• **Description of the task**:
Send back the entries below exactly as they appear.

• **Supplied entries**:
..............................

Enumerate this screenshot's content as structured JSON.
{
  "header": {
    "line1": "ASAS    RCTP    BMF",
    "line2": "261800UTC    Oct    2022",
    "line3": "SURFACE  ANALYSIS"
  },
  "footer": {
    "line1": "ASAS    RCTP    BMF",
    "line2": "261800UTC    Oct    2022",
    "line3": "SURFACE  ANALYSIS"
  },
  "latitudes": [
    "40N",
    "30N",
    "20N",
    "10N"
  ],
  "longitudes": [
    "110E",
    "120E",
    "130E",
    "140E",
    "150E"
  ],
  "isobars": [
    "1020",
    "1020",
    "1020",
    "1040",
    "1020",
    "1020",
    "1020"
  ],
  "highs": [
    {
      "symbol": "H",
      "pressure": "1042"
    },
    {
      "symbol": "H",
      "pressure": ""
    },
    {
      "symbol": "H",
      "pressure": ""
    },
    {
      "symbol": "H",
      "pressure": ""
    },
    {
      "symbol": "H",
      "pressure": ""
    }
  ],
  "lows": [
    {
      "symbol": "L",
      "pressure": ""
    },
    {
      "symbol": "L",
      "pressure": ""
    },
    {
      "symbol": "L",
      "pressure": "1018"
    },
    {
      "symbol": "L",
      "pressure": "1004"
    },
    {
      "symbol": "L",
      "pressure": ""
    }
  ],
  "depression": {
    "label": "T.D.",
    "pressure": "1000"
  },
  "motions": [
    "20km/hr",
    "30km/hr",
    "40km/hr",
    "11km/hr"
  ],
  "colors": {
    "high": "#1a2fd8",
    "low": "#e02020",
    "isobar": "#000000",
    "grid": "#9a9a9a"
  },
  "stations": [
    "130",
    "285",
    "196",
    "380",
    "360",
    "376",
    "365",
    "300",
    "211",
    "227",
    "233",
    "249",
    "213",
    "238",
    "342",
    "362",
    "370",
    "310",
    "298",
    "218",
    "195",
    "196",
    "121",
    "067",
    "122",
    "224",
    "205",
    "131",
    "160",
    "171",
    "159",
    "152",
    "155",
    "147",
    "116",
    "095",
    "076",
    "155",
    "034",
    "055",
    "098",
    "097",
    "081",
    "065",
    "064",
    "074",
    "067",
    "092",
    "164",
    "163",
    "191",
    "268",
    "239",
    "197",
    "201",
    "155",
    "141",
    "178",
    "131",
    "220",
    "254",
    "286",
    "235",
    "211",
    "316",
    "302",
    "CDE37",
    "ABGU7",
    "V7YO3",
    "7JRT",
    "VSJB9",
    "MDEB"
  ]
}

..............................

• **Response to the task**:
Enumerate this screenshot's content as structured JSON.
{
  "header": {
    "line1": "ASAS    RCTP    BMF",
    "line2": "261800UTC    Oct    2022",
    "line3": "SURFACE  ANALYSIS"
  },
  "footer": {
    "line1": "ASAS    RCTP    BMF",
    "line2": "261800UTC    Oct    2022",
    "line3": "SURFACE  ANALYSIS"
  },
  "latitudes": [
    "40N",
    "30N",
    "20N",
    "10N"
  ],
  "longitudes": [
    "110E",
    "120E",
    "130E",
    "140E",
    "150E"
  ],
  "isobars": [
    "1020",
    "1020",
    "1020",
    "1040",
    "1020",
    "1020",
    "1020"
  ],
  "highs": [
    {
      "symbol": "H",
      "pressure": "1042"
    },
    {
      "symbol": "H",
      "pressure": ""
    },
    {
      "symbol": "H",
      "pressure": ""
    },
    {
      "symbol": "H",
      "pressure": ""
    },
    {
      "symbol": "H",
      "pressure": ""
    }
  ],
  "lows": [
    {
      "symbol": "L",
      "pressure": ""
    },
    {
      "symbol": "L",
      "pressure": ""
    },
    {
      "symbol": "L",
      "pressure": "1018"
    },
    {
      "symbol": "L",
      "pressure": "1004"
    },
    {
      "symbol": "L",
      "pressure": ""
    }
  ],
  "depression": {
    "label": "T.D.",
    "pressure": "1000"
  },
  "motions": [
    "20km/hr",
    "30km/hr",
    "40km/hr",
    "11km/hr"
  ],
  "colors": {
    "high": "#1a2fd8",
    "low": "#e02020",
    "isobar": "#000000",
    "grid": "#9a9a9a"
  },
  "stations": [
    "130",
    "285",
    "196",
    "380",
    "360",
    "376",
    "365",
    "300",
    "211",
    "227",
    "233",
    "249",
    "213",
    "238",
    "342",
    "362",
    "370",
    "310",
    "298",
    "218",
    "195",
    "196",
    "121",
    "067",
    "122",
    "224",
    "205",
    "131",
    "160",
    "171",
    "159",
    "152",
    "155",
    "147",
    "116",
    "095",
    "076",
    "155",
    "034",
    "055",
    "098",
    "097",
    "081",
    "065",
    "064",
    "074",
    "067",
    "092",
    "164",
    "163",
    "191",
    "268",
    "239",
    "197",
    "201",
    "155",
    "141",
    "178",
    "131",
    "220",
    "254",
    "286",
    "235",
    "211",
    "316",
    "302",
    "CDE37",
    "ABGU7",
    "V7YO3",
    "7JRT",
    "VSJB9",
    "MDEB"
  ]
}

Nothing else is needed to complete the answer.